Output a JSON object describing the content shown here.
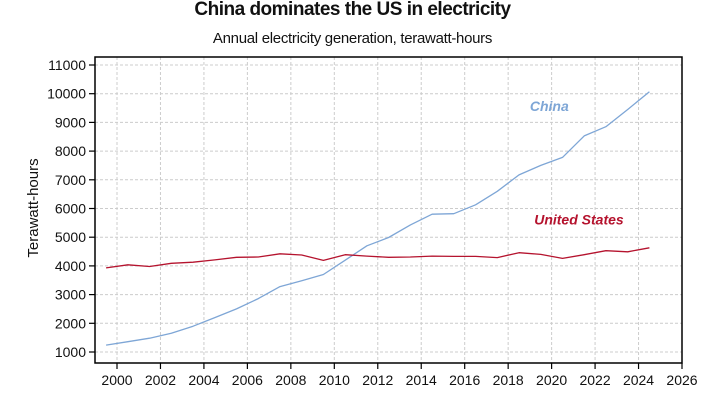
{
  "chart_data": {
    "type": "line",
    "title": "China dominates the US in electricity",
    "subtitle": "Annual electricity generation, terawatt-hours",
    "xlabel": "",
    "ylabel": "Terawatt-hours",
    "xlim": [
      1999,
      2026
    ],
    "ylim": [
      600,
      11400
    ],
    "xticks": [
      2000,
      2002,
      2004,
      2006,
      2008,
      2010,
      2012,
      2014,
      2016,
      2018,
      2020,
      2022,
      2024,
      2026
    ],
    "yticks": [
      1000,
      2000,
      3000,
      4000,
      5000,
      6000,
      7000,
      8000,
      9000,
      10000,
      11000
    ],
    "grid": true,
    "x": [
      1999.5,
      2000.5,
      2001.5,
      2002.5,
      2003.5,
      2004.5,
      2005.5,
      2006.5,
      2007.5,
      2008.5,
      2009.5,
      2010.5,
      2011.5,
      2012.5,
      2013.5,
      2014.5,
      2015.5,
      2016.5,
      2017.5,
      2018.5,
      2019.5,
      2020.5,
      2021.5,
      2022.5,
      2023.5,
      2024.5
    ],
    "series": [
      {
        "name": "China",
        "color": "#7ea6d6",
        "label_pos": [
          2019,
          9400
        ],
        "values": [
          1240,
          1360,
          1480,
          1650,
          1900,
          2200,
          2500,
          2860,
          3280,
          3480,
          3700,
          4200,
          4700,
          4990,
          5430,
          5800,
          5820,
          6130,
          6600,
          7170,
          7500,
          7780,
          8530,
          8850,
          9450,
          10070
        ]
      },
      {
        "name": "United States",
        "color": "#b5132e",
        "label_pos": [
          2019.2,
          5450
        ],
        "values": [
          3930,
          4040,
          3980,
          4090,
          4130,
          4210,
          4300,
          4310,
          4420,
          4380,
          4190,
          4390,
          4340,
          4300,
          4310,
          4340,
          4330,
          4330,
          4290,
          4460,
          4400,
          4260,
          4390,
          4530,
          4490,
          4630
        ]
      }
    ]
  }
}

━━━

=== WHAT TO PRODUCE ===
Search the lines above for the string "electricity" and copy each line that has it.

=== FINAL RESULT ===
    "title": "China dominates the US in electricity",
    "subtitle": "Annual electricity generation, terawatt-hours",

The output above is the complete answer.